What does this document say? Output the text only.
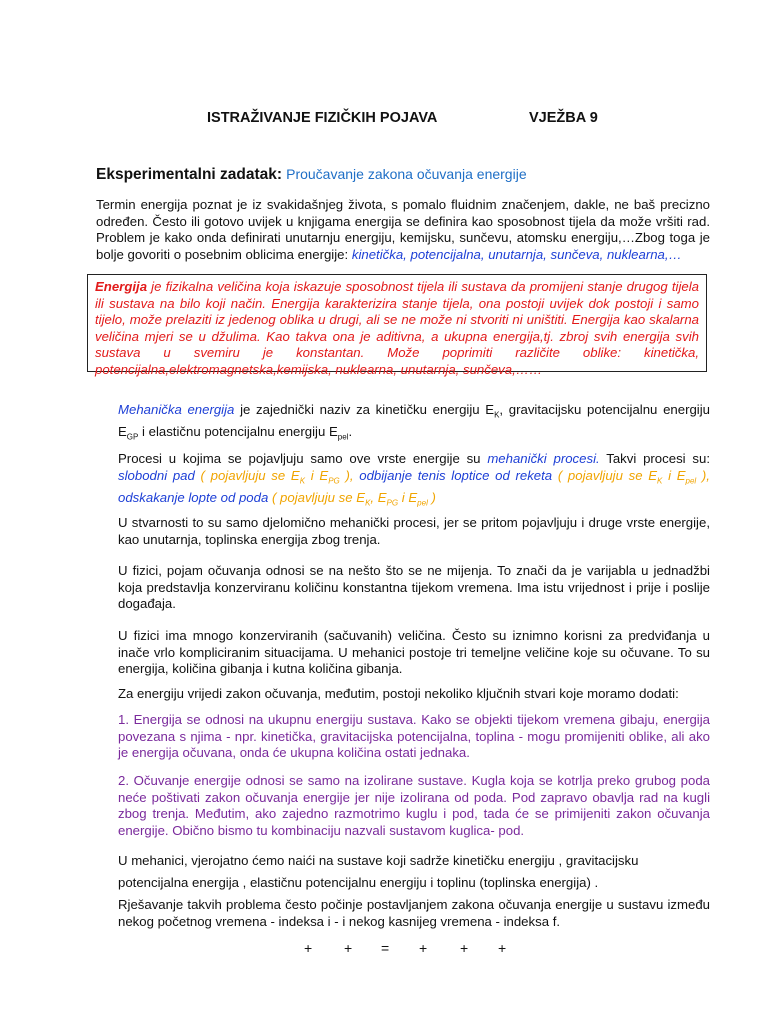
ISTRAŽIVANJE FIZIČKIH POJAVA	VJEŽBA 9
Eksperimentalni zadatak: Proučavanje zakona očuvanja energije

Termin energija poznat je iz svakidašnjeg života, s pomalo fluidnim značenjem, dakle, ne baš precizno određen. Često ili gotovo uvijek u knjigama energija se definira kao sposobnost tijela da može vršiti rad. Problem je kako onda definirati unutarnju energiju, kemijsku, sunčevu, atomsku energiju,…Zbog toga je bolje govoriti o posebnim oblicima energije: kinetička, potencijalna, unutarnja, sunčeva, nuklearna,…

Energija je fizikalna veličina koja iskazuje sposobnost tijela ili sustava da promijeni stanje drugog tijela ili sustava na bilo koji način. Energija karakterizira stanje tijela, ona postoji uvijek dok postoji i samo tijelo, može prelaziti iz jedenog oblika u drugi, ali se ne može ni stvoriti ni uništiti. Energija kao skalarna veličina mjeri se u džulima. Kao takva ona je aditivna, a ukupna energija,tj. zbroj svih energija svih sustava u svemiru je konstantan. Može poprimiti različite oblike: kinetička, potencijalna,elektromagnetska,kemijska, nuklearna, unutarnja, sunčeva,……

Mehanička energija je zajednički naziv za kinetičku energiju $E_K$, gravitacijsku potencijalnu energiju $E_{GP}$ i elastičnu potencijalnu energiju $E_{pel}$.

Procesi u kojima se pojavljuju samo ove vrste energije su mehanički procesi. Takvi procesi su: slobodni pad ( pojavljuju se $E_K$ i $E_{PG}$ ), odbijanje tenis loptice od reketa ( pojavljuju se $E_K$ i $E_{pel}$ ), odskakanje lopte od poda ( pojavljuju se $E_K$, $E_{PG}$ i $E_{pel}$ )

U stvarnosti to su samo djelomično mehanički procesi, jer se pritom pojavljuju i druge vrste energije, kao unutarnja, toplinska energija zbog trenja.

U fizici, pojam očuvanja odnosi se na nešto što se ne mijenja. To znači da je varijabla u jednadžbi koja predstavlja konzerviranu količinu konstantna tijekom vremena. Ima istu vrijednost i prije i poslije događaja.

U fizici ima mnogo konzerviranih (sačuvanih) veličina. Često su iznimno korisni za predviđanja u inače vrlo kompliciranim situacijama. U mehanici postoje tri temeljne veličine koje su očuvane. To su energija, količina gibanja i kutna količina gibanja.

Za energiju vrijedi zakon očuvanja, međutim, postoji nekoliko ključnih stvari koje moramo dodati:

1. Energija se odnosi na ukupnu energiju sustava. Kako se objekti tijekom vremena gibaju, energija povezana s njima - npr. kinetička, gravitacijska potencijalna, toplina - mogu promijeniti oblike, ali ako je energija očuvana, onda će ukupna količina ostati jednaka.

2. Očuvanje energije odnosi se samo na izolirane sustave. Kugla koja se kotrlja preko grubog poda neće poštivati zakon očuvanja energije jer nije izolirana od poda. Pod zapravo obavlja rad na kugli zbog trenja. Međutim, ako zajedno razmotrimo kuglu i pod, tada će se primijeniti zakon očuvanja energije. Obično bismo tu kombinaciju nazvali sustavom kuglica- pod.

U mehanici, vjerojatno ćemo naići na sustave koji sadrže kinetičku energiju , gravitacijsku

potencijalna energija , elastičnu potencijalnu energiju i toplinu (toplinska energija) .

Rješavanje takvih problema često počinje postavljanjem zakona očuvanja energije u sustavu između nekog početnog vremena - indeksa i - i nekog kasnijeg vremena - indeksa f.

+ + = + + +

▶ _Required task_
Strip out the images, then output the records above word for word.

▶ _Response to this exercise_
What does this document say? Output the text only.
ISTRAŽIVANJE FIZIČKIH POJAVA	VJEŽBA 9
Eksperimentalni zadatak: Proučavanje zakona očuvanja energije

Termin energija poznat je iz svakidašnjeg života, s pomalo fluidnim značenjem, dakle, ne baš precizno određen. Često ili gotovo uvijek u knjigama energija se definira kao sposobnost tijela da može vršiti rad. Problem je kako onda definirati unutarnju energiju, kemijsku, sunčevu, atomsku energiju,…Zbog toga je bolje govoriti o posebnim oblicima energije: kinetička, potencijalna, unutarnja, sunčeva, nuklearna,…

Energija je fizikalna veličina koja iskazuje sposobnost tijela ili sustava da promijeni stanje drugog tijela ili sustava na bilo koji način. Energija karakterizira stanje tijela, ona postoji uvijek dok postoji i samo tijelo, može prelaziti iz jedenog oblika u drugi, ali se ne može ni stvoriti ni uništiti. Energija kao skalarna veličina mjeri se u džulima. Kao takva ona je aditivna, a ukupna energija,tj. zbroj svih energija svih sustava u svemiru je konstantan. Može poprimiti različite oblike: kinetička, potencijalna,elektromagnetska,kemijska, nuklearna, unutarnja, sunčeva,……

Mehanička energija je zajednički naziv za kinetičku energiju $E_K$, gravitacijsku potencijalnu energiju $E_{GP}$ i elastičnu potencijalnu energiju $E_{pel}$.

Procesi u kojima se pojavljuju samo ove vrste energije su mehanički procesi. Takvi procesi su: slobodni pad ( pojavljuju se $E_K$ i $E_{PG}$ ), odbijanje tenis loptice od reketa ( pojavljuju se $E_K$ i $E_{pel}$ ), odskakanje lopte od poda ( pojavljuju se $E_K$, $E_{PG}$ i $E_{pel}$ )

U stvarnosti to su samo djelomično mehanički procesi, jer se pritom pojavljuju i druge vrste energije, kao unutarnja, toplinska energija zbog trenja.

U fizici, pojam očuvanja odnosi se na nešto što se ne mijenja. To znači da je varijabla u jednadžbi koja predstavlja konzerviranu količinu konstantna tijekom vremena. Ima istu vrijednost i prije i poslije događaja.

U fizici ima mnogo konzerviranih (sačuvanih) veličina. Često su iznimno korisni za predviđanja u inače vrlo kompliciranim situacijama. U mehanici postoje tri temeljne veličine koje su očuvane. To su energija, količina gibanja i kutna količina gibanja.

Za energiju vrijedi zakon očuvanja, međutim, postoji nekoliko ključnih stvari koje moramo dodati:

1. Energija se odnosi na ukupnu energiju sustava. Kako se objekti tijekom vremena gibaju, energija povezana s njima - npr. kinetička, gravitacijska potencijalna, toplina - mogu promijeniti oblike, ali ako je energija očuvana, onda će ukupna količina ostati jednaka.

2. Očuvanje energije odnosi se samo na izolirane sustave. Kugla koja se kotrlja preko grubog poda neće poštivati zakon očuvanja energije jer nije izolirana od poda. Pod zapravo obavlja rad na kugli zbog trenja. Međutim, ako zajedno razmotrimo kuglu i pod, tada će se primijeniti zakon očuvanja energije. Obično bismo tu kombinaciju nazvali sustavom kuglica- pod.

U mehanici, vjerojatno ćemo naići na sustave koji sadrže kinetičku energiju , gravitacijsku

potencijalna energija , elastičnu potencijalnu energiju i toplinu (toplinska energija) .

Rješavanje takvih problema često počinje postavljanjem zakona očuvanja energije u sustavu između nekog početnog vremena - indeksa i - i nekog kasnijeg vremena - indeksa f.

+ + = + + +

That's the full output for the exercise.